#### JOB:
Go through the records line by line and work out how many lines hold the word "Padre". Answer with the number only.

#### PROVIDED RECORDS:
◇ ◇ ◇ ◇ ◇

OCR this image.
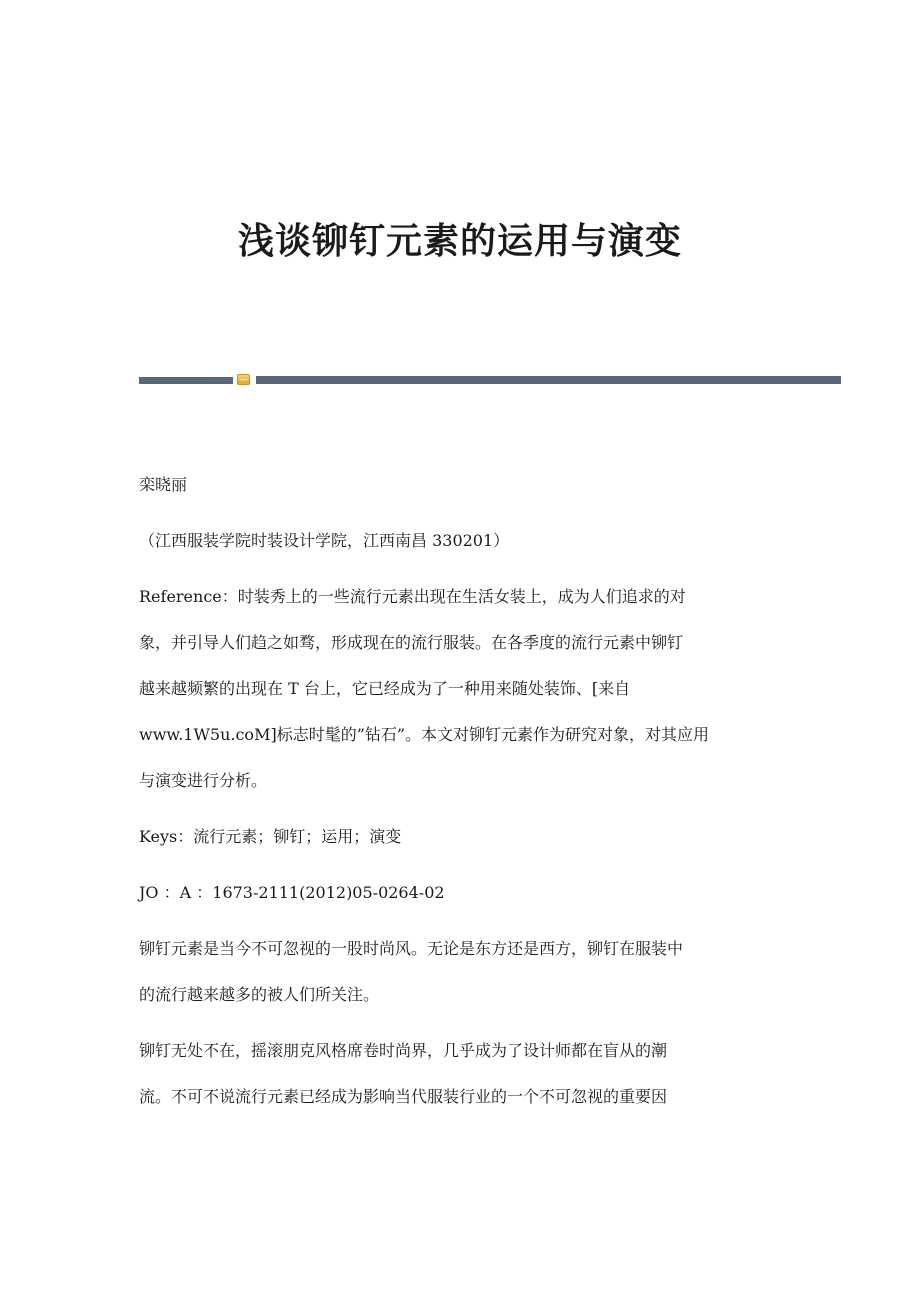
浅谈铆钉元素的运用与演变

栾晓丽

（江西服装学院时装设计学院，江西南昌 330201）

Reference：时装秀上的一些流行元素出现在生活女装上，成为人们追求的对
象，并引导人们趋之如骛，形成现在的流行服装。在各季度的流行元素中铆钉
越来越频繁的出现在 T 台上，它已经成为了一种用来随处装饰、[来自
www.1W5u.coM]标志时髦的”钻石”。本文对铆钉元素作为研究对象，对其应用
与演变进行分析。

Keys：流行元素；铆钉；运用；演变

JO ：A ：1673-2111(2012)05-0264-02

铆钉元素是当今不可忽视的一股时尚风。无论是东方还是西方，铆钉在服装中
的流行越来越多的被人们所关注。

铆钉无处不在，摇滚朋克风格席卷时尚界，几乎成为了设计师都在盲从的潮
流。不可不说流行元素已经成为影响当代服装行业的一个不可忽视的重要因
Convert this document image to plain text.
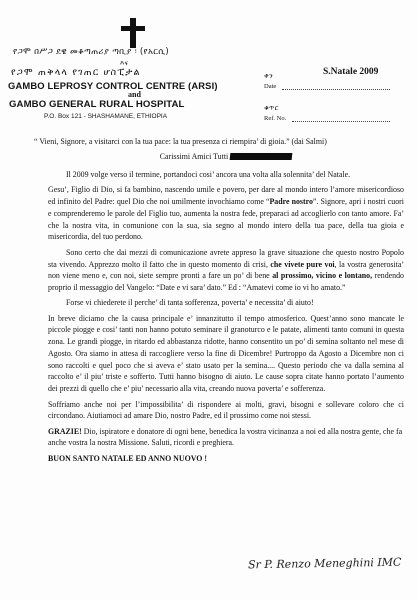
የጋሞ በሥጋ ደዌ መቆጣጠሪያ ጣቢያ ፡ (የአርሲ)
እና
የጋሞ ጠቅላላ የገጠር ሆስፒታል
GAMBO LEPROSY CONTROL CENTRE (ARSI)
and
GAMBO GENERAL RURAL HOSPITAL
P.O. Box 121 - SHASHAMANE, ETHIOPIA
S.Natale 2009
ቀን
Date
ቁጥር
Ref. No.

“ Vieni, Signore, a visitarci con la tua pace: la tua presenza ci riempira’ di gioia.” (dai Salmi)

Carissimi Amici Tutti

Il 2009 volge verso il termine, portandoci cosi’ ancora una volta alla solennita’ del Natale.

Gesu’, Figlio di Dio, si fa bambino, nascendo umile e povero, per dare al mondo intero l’amore misericordioso ed infinito del Padre: quel Dio che noi umilmente invochiamo come “Padre nostro”. Signore, apri i nostri cuori e comprenderemo le parole del Figlio tuo, aumenta la nostra fede, preparaci ad accoglierlo con tanto amore. Fa’ che la nostra vita, in comunione con la sua, sia segno al mondo intero della tua pace, della tua gioia e misericordia, del tuo perdono.

Sono certo che dai mezzi di comunicazione avrete appreso la grave situazione che questo nostro Popolo sta vivendo. Apprezzo molto il fatto che in questo momento di crisi, che vivete pure voi, la vostra generosita’ non viene meno e, con noi, siete sempre pronti a fare un po’ di bene al prossimo, vicino e lontano, rendendo proprio il messaggio del Vangelo: “Date e vi sara’ dato.” Ed : “Amatevi come io vi ho amato.”

Forse vi chiederete il perche’ di tanta sofferenza, poverta’ e necessita’ di aiuto!

In breve diciamo che la causa principale e’ innanzitutto il tempo atmosferico. Quest’anno sono mancate le piccole piogge e cosi’ tanti non hanno potuto seminare il granoturco e le patate, alimenti tanto comuni in questa zona. Le grandi piogge, in ritardo ed abbastanza ridotte, hanno consentito un po’ di semina soltanto nel mese di Agosto. Ora siamo in attesa di raccogliere verso la fine di Dicembre! Purtroppo da Agosto a Dicembre non ci sono raccolti e quel poco che si aveva e’ stato usato per la semina.... Questo periodo che va dalla semina al raccolto e’ il piu’ triste e sofferto. Tutti hanno bisogno di aiuto. Le cause sopra citate hanno portato l’aumento dei prezzi di quello che e’ piu’ necessario alla vita, creando nuova poverta’ e sofferenza.

Soffriamo anche noi per l’impossibilita’ di rispondere ai molti, gravi, bisogni e sollevare coloro che ci circondano. Aiutiamoci ad amare Dio, nostro Padre, ed il prossimo come noi stessi.

GRAZIE! Dio, ispiratore e donatore di ogni bene, benedica la vostra vicinanza a noi ed alla nostra gente, che fa anche vostra la nostra Missione. Saluti, ricordi e preghiera.

BUON SANTO NATALE ED ANNO NUOVO !

Sr P. Renzo Meneghini IMC
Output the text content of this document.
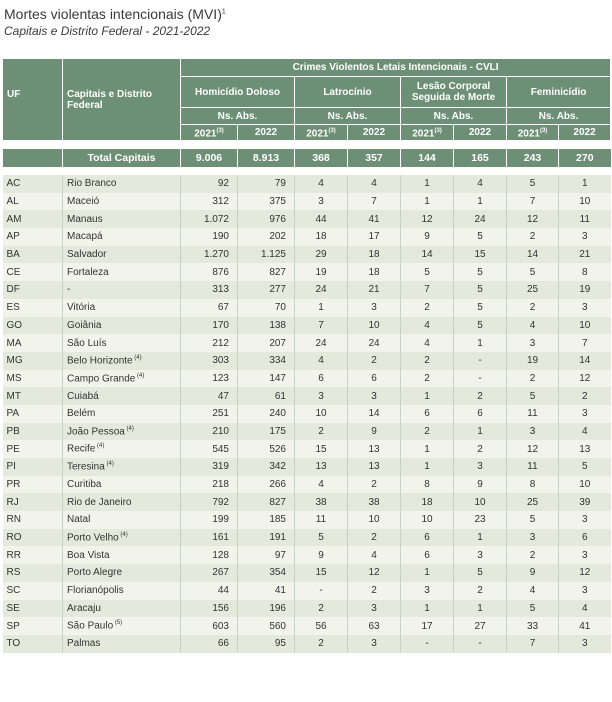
Mortes violentas intencionais (MVI)$^1$
Capitais e Distrito Federal - 2021-2022
UF	Capitais e Distrito Federal	Crimes Violentos Letais Intencionais - CVLI							
		Homicídio Doloso		Latrocínio		Lesão Corporal Seguida de Morte		Feminicídio	
		Ns. Abs.		Ns. Abs.		Ns. Abs.		Ns. Abs.	
		2021$^{(3)}$	2022	2021$^{(3)}$	2022	2021$^{(3)}$	2022	2021$^{(3)}$	2022

	Total Capitais	9.006	8.913	368	357	144	165	243	270

AC	Rio Branco	92	79	4	4	1	4	5	1
AL	Maceió	312	375	3	7	1	1	7	10
AM	Manaus	1.072	976	44	41	12	24	12	11
AP	Macapá	190	202	18	17	9	5	2	3
BA	Salvador	1.270	1.125	29	18	14	15	14	21
CE	Fortaleza	876	827	19	18	5	5	5	8
DF	-	313	277	24	21	7	5	25	19
ES	Vitória	67	70	1	3	2	5	2	3
GO	Goiânia	170	138	7	10	4	5	4	10
MA	São Luís	212	207	24	24	4	1	3	7
MG	Belo Horizonte $^{(4)}$	303	334	4	2	2	-	19	14
MS	Campo Grande $^{(4)}$	123	147	6	6	2	-	2	12
MT	Cuiabá	47	61	3	3	1	2	5	2
PA	Belém	251	240	10	14	6	6	11	3
PB	João Pessoa $^{(4)}$	210	175	2	9	2	1	3	4
PE	Recife $^{(4)}$	545	526	15	13	1	2	12	13
PI	Teresina $^{(4)}$	319	342	13	13	1	3	11	5
PR	Curitiba	218	266	4	2	8	9	8	10
RJ	Rio de Janeiro	792	827	38	38	18	10	25	39
RN	Natal	199	185	11	10	10	23	5	3
RO	Porto Velho $^{(4)}$	161	191	5	2	6	1	3	6
RR	Boa Vista	128	97	9	4	6	3	2	3
RS	Porto Alegre	267	354	15	12	1	5	9	12
SC	Florianópolis	44	41	-	2	3	2	4	3
SE	Aracaju	156	196	2	3	1	1	5	4
SP	São Paulo $^{(5)}$	603	560	56	63	17	27	33	41
TO	Palmas	66	95	2	3	-	-	7	3
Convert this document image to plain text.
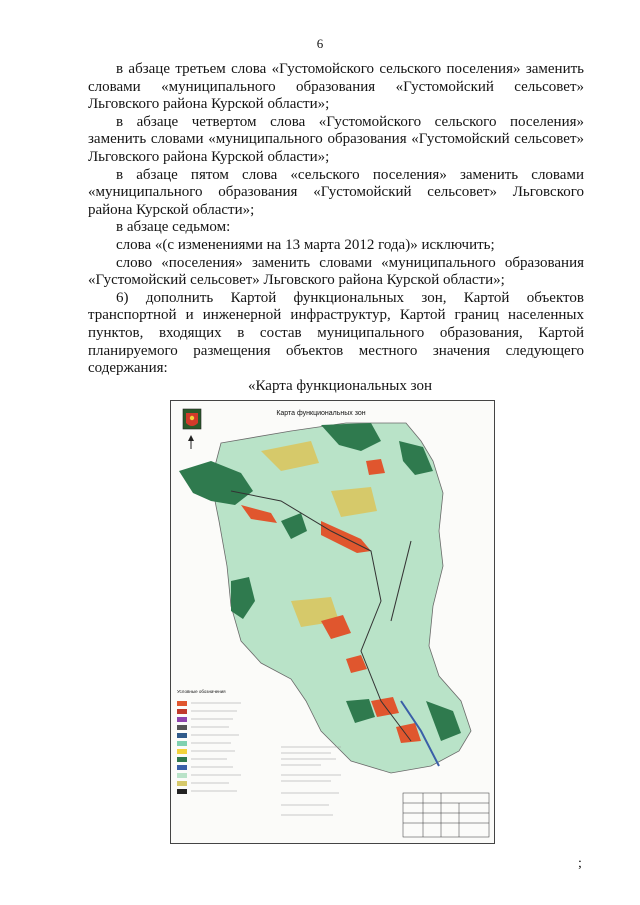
6

в абзаце третьем слова «Густомойского сельского поселения» заменить словами «муниципального образования «Густомойский сельсовет» Льговского района Курской области»;

в абзаце четвертом слова «Густомойского сельского поселения» заменить словами «муниципального образования «Густомойский сельсовет» Льговского района Курской области»;

в абзаце пятом слова «сельского поселения» заменить словами «муниципального образования «Густомойский сельсовет» Льговского района Курской области»;

в абзаце седьмом:

слова «(с изменениями на 13 марта 2012 года)» исключить;

слово «поселения» заменить словами «муниципального образования «Густомойский сельсовет» Льговского района Курской области»;

6) дополнить Картой функциональных зон, Картой объектов транспортной и инженерной инфраструктур, Картой границ населенных пунктов, входящих в состав муниципального образования, Картой планируемого размещения объектов местного значения следующего содержания:

«Карта функциональных зон
Карта функциональных зон
Условные обозначения
;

◇ ◇ ◇ ◇ ◇

#### ANSWER TO THIS PROBLEM:
2